To do: Go through the entries below and collect each line with the string "more" in it.

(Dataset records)
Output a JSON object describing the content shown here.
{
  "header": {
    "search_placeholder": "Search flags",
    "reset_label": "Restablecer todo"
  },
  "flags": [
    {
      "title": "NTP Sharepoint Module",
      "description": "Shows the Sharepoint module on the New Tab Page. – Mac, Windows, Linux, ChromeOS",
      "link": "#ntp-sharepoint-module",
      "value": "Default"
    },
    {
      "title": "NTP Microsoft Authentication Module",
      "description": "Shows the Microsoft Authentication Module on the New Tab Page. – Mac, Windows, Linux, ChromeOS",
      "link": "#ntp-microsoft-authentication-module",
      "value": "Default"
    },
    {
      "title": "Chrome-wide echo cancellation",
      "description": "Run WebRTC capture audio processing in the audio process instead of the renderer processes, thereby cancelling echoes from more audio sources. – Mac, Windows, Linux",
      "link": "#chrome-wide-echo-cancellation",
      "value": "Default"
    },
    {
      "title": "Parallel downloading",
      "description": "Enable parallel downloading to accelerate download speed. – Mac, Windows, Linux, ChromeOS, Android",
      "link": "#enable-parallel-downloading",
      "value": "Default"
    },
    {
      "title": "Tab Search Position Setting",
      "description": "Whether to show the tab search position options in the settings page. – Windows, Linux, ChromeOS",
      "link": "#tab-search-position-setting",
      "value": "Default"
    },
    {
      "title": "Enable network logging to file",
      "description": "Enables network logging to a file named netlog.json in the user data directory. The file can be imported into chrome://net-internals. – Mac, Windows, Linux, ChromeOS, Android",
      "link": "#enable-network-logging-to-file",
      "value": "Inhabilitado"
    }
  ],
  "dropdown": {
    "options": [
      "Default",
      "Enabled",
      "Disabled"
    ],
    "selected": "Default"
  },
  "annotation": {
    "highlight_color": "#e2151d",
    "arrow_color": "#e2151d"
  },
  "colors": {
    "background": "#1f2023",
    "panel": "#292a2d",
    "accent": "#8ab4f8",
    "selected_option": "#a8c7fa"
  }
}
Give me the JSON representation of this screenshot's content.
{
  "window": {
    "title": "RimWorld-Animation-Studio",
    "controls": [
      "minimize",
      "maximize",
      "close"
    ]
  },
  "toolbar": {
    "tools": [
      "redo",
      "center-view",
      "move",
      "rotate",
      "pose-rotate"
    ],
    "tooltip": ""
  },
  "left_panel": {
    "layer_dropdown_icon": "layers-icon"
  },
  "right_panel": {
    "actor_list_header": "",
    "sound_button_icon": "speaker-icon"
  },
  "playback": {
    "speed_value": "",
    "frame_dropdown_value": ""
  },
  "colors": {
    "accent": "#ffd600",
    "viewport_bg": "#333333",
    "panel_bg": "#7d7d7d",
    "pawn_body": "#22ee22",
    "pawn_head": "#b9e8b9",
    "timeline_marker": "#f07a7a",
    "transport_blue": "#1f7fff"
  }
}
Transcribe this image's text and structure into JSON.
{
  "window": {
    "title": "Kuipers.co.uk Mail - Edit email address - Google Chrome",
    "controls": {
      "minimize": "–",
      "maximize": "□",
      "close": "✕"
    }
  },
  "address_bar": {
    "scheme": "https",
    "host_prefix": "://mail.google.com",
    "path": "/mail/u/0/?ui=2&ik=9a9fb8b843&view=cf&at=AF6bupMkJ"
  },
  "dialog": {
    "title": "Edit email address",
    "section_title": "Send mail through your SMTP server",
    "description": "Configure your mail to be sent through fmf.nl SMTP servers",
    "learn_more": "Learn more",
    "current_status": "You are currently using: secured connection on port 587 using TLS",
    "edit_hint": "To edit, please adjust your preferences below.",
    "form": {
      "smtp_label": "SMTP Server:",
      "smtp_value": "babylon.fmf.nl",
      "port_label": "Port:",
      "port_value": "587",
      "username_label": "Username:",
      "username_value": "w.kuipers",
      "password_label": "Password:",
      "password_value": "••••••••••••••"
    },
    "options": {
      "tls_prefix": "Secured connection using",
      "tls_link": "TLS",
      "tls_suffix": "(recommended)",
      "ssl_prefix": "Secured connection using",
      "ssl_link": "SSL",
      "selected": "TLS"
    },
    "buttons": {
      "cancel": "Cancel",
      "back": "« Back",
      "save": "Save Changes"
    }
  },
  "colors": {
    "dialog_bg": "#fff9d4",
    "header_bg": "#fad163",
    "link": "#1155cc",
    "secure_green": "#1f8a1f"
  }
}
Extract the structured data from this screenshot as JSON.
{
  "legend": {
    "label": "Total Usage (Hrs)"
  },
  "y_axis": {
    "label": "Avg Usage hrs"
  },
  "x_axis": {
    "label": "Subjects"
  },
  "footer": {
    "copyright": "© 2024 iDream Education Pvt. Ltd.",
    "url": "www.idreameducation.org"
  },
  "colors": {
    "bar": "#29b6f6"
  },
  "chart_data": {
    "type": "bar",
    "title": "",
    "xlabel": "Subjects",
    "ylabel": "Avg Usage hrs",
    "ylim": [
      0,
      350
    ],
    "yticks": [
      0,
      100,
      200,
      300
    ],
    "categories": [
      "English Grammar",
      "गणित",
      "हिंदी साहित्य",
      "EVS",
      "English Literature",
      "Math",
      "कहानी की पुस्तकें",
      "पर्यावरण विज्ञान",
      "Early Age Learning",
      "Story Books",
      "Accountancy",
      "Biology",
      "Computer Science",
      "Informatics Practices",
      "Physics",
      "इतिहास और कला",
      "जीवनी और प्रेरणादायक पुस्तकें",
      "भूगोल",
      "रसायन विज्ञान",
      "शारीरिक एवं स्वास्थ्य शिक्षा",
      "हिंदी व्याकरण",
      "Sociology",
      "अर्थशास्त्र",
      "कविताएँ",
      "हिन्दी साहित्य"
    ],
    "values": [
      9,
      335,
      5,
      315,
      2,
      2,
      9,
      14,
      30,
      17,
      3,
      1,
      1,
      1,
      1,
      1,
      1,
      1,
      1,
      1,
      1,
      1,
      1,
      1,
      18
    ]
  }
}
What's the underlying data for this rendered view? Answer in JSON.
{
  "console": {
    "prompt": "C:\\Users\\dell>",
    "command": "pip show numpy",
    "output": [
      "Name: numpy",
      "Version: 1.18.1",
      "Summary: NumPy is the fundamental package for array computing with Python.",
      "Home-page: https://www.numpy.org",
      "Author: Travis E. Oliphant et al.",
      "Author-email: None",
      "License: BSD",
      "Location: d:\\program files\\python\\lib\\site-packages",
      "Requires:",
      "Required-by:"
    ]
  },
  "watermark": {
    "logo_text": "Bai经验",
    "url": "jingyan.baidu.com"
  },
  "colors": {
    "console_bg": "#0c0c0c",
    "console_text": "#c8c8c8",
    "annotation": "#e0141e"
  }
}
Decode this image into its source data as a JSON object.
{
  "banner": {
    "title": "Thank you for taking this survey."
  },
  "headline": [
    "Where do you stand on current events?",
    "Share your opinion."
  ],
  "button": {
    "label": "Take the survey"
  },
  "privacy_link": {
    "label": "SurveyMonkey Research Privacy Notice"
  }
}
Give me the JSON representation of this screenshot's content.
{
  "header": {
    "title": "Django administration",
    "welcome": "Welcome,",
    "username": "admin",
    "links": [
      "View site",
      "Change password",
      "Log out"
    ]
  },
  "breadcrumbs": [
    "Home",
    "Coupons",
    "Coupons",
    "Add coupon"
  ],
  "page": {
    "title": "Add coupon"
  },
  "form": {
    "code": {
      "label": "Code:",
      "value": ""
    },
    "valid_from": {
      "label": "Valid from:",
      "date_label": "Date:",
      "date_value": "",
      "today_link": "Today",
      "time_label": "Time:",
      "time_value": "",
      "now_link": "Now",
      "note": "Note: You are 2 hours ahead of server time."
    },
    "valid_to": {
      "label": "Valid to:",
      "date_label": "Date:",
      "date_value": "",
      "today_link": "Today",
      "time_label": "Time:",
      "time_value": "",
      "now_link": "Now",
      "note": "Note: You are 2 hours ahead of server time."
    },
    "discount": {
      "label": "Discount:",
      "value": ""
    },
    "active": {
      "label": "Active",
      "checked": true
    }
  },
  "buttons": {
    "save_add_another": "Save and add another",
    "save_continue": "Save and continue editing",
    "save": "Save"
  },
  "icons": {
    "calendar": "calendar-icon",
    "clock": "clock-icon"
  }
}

Finished exercise:
      "description": "Run WebRTC capture audio processing in the audio process instead of the renderer processes, thereby cancelling echoes from more audio sources. – Mac, Windows, Linux",
    "learn_more": "Learn more",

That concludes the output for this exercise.